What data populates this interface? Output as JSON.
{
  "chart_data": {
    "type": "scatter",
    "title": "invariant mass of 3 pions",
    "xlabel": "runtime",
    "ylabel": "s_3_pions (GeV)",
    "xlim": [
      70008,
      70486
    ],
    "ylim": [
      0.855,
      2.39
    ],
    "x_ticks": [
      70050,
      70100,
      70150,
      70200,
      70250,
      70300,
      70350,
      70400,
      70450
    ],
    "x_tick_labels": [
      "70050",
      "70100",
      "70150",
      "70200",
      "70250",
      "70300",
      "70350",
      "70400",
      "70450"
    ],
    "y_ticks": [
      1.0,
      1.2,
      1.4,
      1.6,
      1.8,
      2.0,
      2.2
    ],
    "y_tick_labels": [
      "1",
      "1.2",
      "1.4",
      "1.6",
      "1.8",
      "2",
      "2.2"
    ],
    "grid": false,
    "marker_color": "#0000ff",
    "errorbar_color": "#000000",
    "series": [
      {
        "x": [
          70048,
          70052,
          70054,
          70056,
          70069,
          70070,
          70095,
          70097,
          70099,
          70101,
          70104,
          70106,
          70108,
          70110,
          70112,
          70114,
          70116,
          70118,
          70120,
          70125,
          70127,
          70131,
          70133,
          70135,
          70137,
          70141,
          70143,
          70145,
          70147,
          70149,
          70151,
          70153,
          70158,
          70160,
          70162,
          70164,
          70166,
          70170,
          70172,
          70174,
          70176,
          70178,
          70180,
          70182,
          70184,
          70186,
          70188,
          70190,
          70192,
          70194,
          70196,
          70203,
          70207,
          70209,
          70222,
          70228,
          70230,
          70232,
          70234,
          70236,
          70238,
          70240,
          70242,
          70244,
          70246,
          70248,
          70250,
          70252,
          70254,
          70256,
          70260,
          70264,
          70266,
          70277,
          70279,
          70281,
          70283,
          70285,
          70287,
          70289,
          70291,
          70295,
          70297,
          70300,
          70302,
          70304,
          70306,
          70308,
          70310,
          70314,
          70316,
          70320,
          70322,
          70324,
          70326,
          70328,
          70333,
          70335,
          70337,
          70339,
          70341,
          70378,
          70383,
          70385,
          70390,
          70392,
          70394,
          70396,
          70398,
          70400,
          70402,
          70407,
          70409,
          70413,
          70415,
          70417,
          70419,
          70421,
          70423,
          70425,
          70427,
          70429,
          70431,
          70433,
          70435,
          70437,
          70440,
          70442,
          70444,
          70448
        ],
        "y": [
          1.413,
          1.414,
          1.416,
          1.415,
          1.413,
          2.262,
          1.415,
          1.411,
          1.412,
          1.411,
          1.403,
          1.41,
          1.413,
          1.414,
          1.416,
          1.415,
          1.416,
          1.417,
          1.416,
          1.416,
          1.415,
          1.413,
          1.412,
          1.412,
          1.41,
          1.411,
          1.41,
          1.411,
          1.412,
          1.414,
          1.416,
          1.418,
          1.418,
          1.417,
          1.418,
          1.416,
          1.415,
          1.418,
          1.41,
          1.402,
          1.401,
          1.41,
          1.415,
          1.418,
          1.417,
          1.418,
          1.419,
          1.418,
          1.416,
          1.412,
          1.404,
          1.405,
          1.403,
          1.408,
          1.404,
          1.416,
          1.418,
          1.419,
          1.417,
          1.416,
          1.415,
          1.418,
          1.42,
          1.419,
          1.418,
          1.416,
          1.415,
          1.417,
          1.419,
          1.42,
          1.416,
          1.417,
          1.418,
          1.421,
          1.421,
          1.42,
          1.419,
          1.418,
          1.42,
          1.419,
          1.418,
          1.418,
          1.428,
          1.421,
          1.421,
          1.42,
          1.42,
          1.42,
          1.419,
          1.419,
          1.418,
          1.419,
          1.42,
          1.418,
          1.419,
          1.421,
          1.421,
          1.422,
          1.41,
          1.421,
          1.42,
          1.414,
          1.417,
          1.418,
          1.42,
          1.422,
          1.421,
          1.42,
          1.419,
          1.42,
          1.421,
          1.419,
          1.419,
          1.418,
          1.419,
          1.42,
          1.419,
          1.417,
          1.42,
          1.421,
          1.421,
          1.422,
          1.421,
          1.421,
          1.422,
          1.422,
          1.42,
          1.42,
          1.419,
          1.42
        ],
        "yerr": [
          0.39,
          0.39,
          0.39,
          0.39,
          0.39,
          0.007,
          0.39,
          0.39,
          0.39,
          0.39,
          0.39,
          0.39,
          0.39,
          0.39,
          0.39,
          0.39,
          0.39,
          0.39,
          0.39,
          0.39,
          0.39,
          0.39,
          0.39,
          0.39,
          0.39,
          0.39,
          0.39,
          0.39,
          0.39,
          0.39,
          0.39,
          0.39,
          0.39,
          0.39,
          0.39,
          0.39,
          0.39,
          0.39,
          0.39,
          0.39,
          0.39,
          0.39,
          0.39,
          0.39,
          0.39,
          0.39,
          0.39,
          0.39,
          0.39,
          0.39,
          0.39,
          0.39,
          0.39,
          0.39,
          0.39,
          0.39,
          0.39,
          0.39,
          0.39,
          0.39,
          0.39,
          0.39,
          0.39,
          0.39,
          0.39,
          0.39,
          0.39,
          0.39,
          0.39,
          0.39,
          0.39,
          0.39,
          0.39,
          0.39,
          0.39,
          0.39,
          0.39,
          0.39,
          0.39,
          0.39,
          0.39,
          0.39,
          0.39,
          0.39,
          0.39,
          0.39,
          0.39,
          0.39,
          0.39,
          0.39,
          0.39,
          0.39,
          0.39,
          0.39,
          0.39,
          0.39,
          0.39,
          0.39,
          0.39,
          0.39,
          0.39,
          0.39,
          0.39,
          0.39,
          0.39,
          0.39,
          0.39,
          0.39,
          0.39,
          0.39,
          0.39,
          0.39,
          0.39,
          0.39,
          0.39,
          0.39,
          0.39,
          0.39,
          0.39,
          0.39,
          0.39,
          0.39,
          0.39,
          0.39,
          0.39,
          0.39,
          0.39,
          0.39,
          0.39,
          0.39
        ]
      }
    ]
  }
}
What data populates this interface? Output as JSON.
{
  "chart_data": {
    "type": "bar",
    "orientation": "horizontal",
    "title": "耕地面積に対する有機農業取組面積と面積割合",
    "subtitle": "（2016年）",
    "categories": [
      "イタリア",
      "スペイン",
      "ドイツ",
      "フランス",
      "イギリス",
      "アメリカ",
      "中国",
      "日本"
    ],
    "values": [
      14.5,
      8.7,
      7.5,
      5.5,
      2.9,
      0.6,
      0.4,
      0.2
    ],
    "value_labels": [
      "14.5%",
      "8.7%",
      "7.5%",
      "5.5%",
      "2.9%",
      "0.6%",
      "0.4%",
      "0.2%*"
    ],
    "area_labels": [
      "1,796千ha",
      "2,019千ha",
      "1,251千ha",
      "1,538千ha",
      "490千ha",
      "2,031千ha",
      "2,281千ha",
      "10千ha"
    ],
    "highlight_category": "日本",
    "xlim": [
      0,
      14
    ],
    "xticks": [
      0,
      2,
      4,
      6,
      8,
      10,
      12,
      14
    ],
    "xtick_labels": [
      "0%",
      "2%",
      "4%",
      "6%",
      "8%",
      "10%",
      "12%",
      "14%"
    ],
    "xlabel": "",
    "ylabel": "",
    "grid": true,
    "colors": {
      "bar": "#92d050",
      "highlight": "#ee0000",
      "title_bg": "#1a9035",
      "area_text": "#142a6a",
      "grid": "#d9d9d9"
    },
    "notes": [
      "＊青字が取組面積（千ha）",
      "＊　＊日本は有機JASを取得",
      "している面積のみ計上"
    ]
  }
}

================

__REQUIREMENT__
Copy out the whole listing exactly; please set it all down.

__RIGHT ANSWER__
What data populates this interface? Output as JSON.
{
  "chart_data": {
    "type": "scatter",
    "title": "invariant mass of 3 pions",
    "xlabel": "runtime",
    "ylabel": "s_3_pions (GeV)",
    "xlim": [
      70008,
      70486
    ],
    "ylim": [
      0.855,
      2.39
    ],
    "x_ticks": [
      70050,
      70100,
      70150,
      70200,
      70250,
      70300,
      70350,
      70400,
      70450
    ],
    "x_tick_labels": [
      "70050",
      "70100",
      "70150",
      "70200",
      "70250",
      "70300",
      "70350",
      "70400",
      "70450"
    ],
    "y_ticks": [
      1.0,
      1.2,
      1.4,
      1.6,
      1.8,
      2.0,
      2.2
    ],
    "y_tick_labels": [
      "1",
      "1.2",
      "1.4",
      "1.6",
      "1.8",
      "2",
      "2.2"
    ],
    "grid": false,
    "marker_color": "#0000ff",
    "errorbar_color": "#000000",
    "series": [
      {
        "x": [
          70048,
          70052,
          70054,
          70056,
          70069,
          70070,
          70095,
          70097,
          70099,
          70101,
          70104,
          70106,
          70108,
          70110,
          70112,
          70114,
          70116,
          70118,
          70120,
          70125,
          70127,
          70131,
          70133,
          70135,
          70137,
          70141,
          70143,
          70145,
          70147,
          70149,
          70151,
          70153,
          70158,
          70160,
          70162,
          70164,
          70166,
          70170,
          70172,
          70174,
          70176,
          70178,
          70180,
          70182,
          70184,
          70186,
          70188,
          70190,
          70192,
          70194,
          70196,
          70203,
          70207,
          70209,
          70222,
          70228,
          70230,
          70232,
          70234,
          70236,
          70238,
          70240,
          70242,
          70244,
          70246,
          70248,
          70250,
          70252,
          70254,
          70256,
          70260,
          70264,
          70266,
          70277,
          70279,
          70281,
          70283,
          70285,
          70287,
          70289,
          70291,
          70295,
          70297,
          70300,
          70302,
          70304,
          70306,
          70308,
          70310,
          70314,
          70316,
          70320,
          70322,
          70324,
          70326,
          70328,
          70333,
          70335,
          70337,
          70339,
          70341,
          70378,
          70383,
          70385,
          70390,
          70392,
          70394,
          70396,
          70398,
          70400,
          70402,
          70407,
          70409,
          70413,
          70415,
          70417,
          70419,
          70421,
          70423,
          70425,
          70427,
          70429,
          70431,
          70433,
          70435,
          70437,
          70440,
          70442,
          70444,
          70448
        ],
        "y": [
          1.413,
          1.414,
          1.416,
          1.415,
          1.413,
          2.262,
          1.415,
          1.411,
          1.412,
          1.411,
          1.403,
          1.41,
          1.413,
          1.414,
          1.416,
          1.415,
          1.416,
          1.417,
          1.416,
          1.416,
          1.415,
          1.413,
          1.412,
          1.412,
          1.41,
          1.411,
          1.41,
          1.411,
          1.412,
          1.414,
          1.416,
          1.418,
          1.418,
          1.417,
          1.418,
          1.416,
          1.415,
          1.418,
          1.41,
          1.402,
          1.401,
          1.41,
          1.415,
          1.418,
          1.417,
          1.418,
          1.419,
          1.418,
          1.416,
          1.412,
          1.404,
          1.405,
          1.403,
          1.408,
          1.404,
          1.416,
          1.418,
          1.419,
          1.417,
          1.416,
          1.415,
          1.418,
          1.42,
          1.419,
          1.418,
          1.416,
          1.415,
          1.417,
          1.419,
          1.42,
          1.416,
          1.417,
          1.418,
          1.421,
          1.421,
          1.42,
          1.419,
          1.418,
          1.42,
          1.419,
          1.418,
          1.418,
          1.428,
          1.421,
          1.421,
          1.42,
          1.42,
          1.42,
          1.419,
          1.419,
          1.418,
          1.419,
          1.42,
          1.418,
          1.419,
          1.421,
          1.421,
          1.422,
          1.41,
          1.421,
          1.42,
          1.414,
          1.417,
          1.418,
          1.42,
          1.422,
          1.421,
          1.42,
          1.419,
          1.42,
          1.421,
          1.419,
          1.419,
          1.418,
          1.419,
          1.42,
          1.419,
          1.417,
          1.42,
          1.421,
          1.421,
          1.422,
          1.421,
          1.421,
          1.422,
          1.422,
          1.42,
          1.42,
          1.419,
          1.42
        ],
        "yerr": [
          0.39,
          0.39,
          0.39,
          0.39,
          0.39,
          0.007,
          0.39,
          0.39,
          0.39,
          0.39,
          0.39,
          0.39,
          0.39,
          0.39,
          0.39,
          0.39,
          0.39,
          0.39,
          0.39,
          0.39,
          0.39,
          0.39,
          0.39,
          0.39,
          0.39,
          0.39,
          0.39,
          0.39,
          0.39,
          0.39,
          0.39,
          0.39,
          0.39,
          0.39,
          0.39,
          0.39,
          0.39,
          0.39,
          0.39,
          0.39,
          0.39,
          0.39,
          0.39,
          0.39,
          0.39,
          0.39,
          0.39,
          0.39,
          0.39,
          0.39,
          0.39,
          0.39,
          0.39,
          0.39,
          0.39,
          0.39,
          0.39,
          0.39,
          0.39,
          0.39,
          0.39,
          0.39,
          0.39,
          0.39,
          0.39,
          0.39,
          0.39,
          0.39,
          0.39,
          0.39,
          0.39,
          0.39,
          0.39,
          0.39,
          0.39,
          0.39,
          0.39,
          0.39,
          0.39,
          0.39,
          0.39,
          0.39,
          0.39,
          0.39,
          0.39,
          0.39,
          0.39,
          0.39,
          0.39,
          0.39,
          0.39,
          0.39,
          0.39,
          0.39,
          0.39,
          0.39,
          0.39,
          0.39,
          0.39,
          0.39,
          0.39,
          0.39,
          0.39,
          0.39,
          0.39,
          0.39,
          0.39,
          0.39,
          0.39,
          0.39,
          0.39,
          0.39,
          0.39,
          0.39,
          0.39,
          0.39,
          0.39,
          0.39,
          0.39,
          0.39,
          0.39,
          0.39,
          0.39,
          0.39,
          0.39,
          0.39,
          0.39,
          0.39,
          0.39,
          0.39
        ]
      }
    ]
  }
}
What data populates this interface? Output as JSON.
{
  "chart_data": {
    "type": "bar",
    "orientation": "horizontal",
    "title": "耕地面積に対する有機農業取組面積と面積割合",
    "subtitle": "（2016年）",
    "categories": [
      "イタリア",
      "スペイン",
      "ドイツ",
      "フランス",
      "イギリス",
      "アメリカ",
      "中国",
      "日本"
    ],
    "values": [
      14.5,
      8.7,
      7.5,
      5.5,
      2.9,
      0.6,
      0.4,
      0.2
    ],
    "value_labels": [
      "14.5%",
      "8.7%",
      "7.5%",
      "5.5%",
      "2.9%",
      "0.6%",
      "0.4%",
      "0.2%*"
    ],
    "area_labels": [
      "1,796千ha",
      "2,019千ha",
      "1,251千ha",
      "1,538千ha",
      "490千ha",
      "2,031千ha",
      "2,281千ha",
      "10千ha"
    ],
    "highlight_category": "日本",
    "xlim": [
      0,
      14
    ],
    "xticks": [
      0,
      2,
      4,
      6,
      8,
      10,
      12,
      14
    ],
    "xtick_labels": [
      "0%",
      "2%",
      "4%",
      "6%",
      "8%",
      "10%",
      "12%",
      "14%"
    ],
    "xlabel": "",
    "ylabel": "",
    "grid": true,
    "colors": {
      "bar": "#92d050",
      "highlight": "#ee0000",
      "title_bg": "#1a9035",
      "area_text": "#142a6a",
      "grid": "#d9d9d9"
    },
    "notes": [
      "＊青字が取組面積（千ha）",
      "＊　＊日本は有機JASを取得",
      "している面積のみ計上"
    ]
  }
}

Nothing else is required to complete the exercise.